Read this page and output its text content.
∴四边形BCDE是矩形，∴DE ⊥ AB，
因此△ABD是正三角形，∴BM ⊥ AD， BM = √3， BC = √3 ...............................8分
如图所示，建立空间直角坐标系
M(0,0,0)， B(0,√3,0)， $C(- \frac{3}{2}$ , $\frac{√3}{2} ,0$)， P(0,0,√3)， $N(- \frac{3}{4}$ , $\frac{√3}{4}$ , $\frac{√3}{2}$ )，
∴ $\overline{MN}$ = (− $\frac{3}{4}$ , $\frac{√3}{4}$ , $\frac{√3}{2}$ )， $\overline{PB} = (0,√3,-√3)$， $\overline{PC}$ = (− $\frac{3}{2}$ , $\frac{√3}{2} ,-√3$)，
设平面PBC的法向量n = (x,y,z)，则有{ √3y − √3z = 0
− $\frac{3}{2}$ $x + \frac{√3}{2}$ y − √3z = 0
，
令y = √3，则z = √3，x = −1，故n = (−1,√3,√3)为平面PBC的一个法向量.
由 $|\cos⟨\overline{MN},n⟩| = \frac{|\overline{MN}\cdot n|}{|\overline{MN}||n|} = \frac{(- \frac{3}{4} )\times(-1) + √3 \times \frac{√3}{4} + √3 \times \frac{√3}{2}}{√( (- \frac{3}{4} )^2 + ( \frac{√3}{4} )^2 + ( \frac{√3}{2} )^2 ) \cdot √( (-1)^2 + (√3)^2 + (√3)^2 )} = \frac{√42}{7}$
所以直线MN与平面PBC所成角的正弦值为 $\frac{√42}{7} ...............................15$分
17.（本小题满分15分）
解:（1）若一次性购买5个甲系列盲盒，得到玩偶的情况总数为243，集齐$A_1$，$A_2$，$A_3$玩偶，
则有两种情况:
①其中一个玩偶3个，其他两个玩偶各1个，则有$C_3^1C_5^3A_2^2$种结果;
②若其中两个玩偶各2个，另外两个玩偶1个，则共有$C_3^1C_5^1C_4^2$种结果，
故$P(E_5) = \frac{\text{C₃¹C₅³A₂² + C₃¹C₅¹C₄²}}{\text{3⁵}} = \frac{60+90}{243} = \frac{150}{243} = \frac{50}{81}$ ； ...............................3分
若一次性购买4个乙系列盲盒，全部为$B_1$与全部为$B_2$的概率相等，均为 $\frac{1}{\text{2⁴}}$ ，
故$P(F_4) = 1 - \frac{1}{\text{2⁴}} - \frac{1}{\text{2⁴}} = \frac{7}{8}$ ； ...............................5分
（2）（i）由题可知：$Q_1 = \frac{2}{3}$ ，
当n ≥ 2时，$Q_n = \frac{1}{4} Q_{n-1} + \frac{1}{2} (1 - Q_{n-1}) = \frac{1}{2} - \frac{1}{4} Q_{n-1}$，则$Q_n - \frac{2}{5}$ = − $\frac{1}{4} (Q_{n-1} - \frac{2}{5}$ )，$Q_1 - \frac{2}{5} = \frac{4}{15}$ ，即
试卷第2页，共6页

____

◆ OBJECTIVE ◆
Provide only the number of lines in the records containing the string "text".

◆ TASK RESULT ◆
4